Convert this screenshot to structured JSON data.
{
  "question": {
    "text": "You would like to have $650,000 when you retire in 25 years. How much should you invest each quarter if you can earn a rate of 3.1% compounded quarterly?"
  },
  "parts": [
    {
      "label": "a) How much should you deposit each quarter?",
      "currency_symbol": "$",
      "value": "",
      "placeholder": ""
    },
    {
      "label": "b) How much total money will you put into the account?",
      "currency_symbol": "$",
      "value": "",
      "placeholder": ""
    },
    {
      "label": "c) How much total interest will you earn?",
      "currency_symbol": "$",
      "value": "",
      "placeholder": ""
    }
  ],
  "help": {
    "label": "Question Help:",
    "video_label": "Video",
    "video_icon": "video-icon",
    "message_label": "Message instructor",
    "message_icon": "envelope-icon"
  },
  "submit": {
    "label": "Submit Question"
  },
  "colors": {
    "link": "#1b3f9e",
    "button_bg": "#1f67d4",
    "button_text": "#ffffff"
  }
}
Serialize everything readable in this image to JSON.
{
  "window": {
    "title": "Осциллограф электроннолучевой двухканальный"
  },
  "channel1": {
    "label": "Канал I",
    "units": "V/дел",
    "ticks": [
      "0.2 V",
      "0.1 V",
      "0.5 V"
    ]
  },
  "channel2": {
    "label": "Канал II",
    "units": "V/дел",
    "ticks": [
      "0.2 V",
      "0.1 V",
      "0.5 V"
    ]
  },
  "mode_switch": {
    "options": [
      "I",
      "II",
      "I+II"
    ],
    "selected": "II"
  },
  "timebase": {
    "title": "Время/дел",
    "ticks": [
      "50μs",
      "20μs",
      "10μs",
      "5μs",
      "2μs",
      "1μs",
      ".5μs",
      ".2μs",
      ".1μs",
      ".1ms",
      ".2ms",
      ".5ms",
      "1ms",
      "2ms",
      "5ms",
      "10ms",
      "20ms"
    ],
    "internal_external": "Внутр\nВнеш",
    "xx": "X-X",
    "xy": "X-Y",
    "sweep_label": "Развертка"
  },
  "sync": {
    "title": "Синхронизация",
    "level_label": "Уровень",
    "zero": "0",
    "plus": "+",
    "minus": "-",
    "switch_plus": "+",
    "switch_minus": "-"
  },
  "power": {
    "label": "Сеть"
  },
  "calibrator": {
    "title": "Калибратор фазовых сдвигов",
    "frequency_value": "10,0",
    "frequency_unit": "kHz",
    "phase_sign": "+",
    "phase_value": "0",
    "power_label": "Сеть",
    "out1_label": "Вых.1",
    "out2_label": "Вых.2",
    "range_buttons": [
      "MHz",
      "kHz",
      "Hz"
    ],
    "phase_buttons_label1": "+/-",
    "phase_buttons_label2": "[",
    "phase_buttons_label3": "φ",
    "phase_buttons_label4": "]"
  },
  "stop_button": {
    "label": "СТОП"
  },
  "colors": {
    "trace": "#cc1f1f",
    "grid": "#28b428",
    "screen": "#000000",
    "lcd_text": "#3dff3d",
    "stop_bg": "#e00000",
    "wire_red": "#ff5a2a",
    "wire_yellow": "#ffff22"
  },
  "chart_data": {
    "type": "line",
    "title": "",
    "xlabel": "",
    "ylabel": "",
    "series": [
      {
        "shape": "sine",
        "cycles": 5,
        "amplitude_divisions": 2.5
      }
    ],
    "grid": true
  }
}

> **Goal**: Copy out each line in the preceding records that contains "much".

> **Full solution**:
    "text": "You would like to have $650,000 when you retire in 25 years. How much should you invest each quarter if you can earn a rate of 3.1% compounded quarterly?"
      "label": "a) How much should you deposit each quarter?",
      "label": "b) How much total money will you put into the account?",
      "label": "c) How much total interest will you earn?",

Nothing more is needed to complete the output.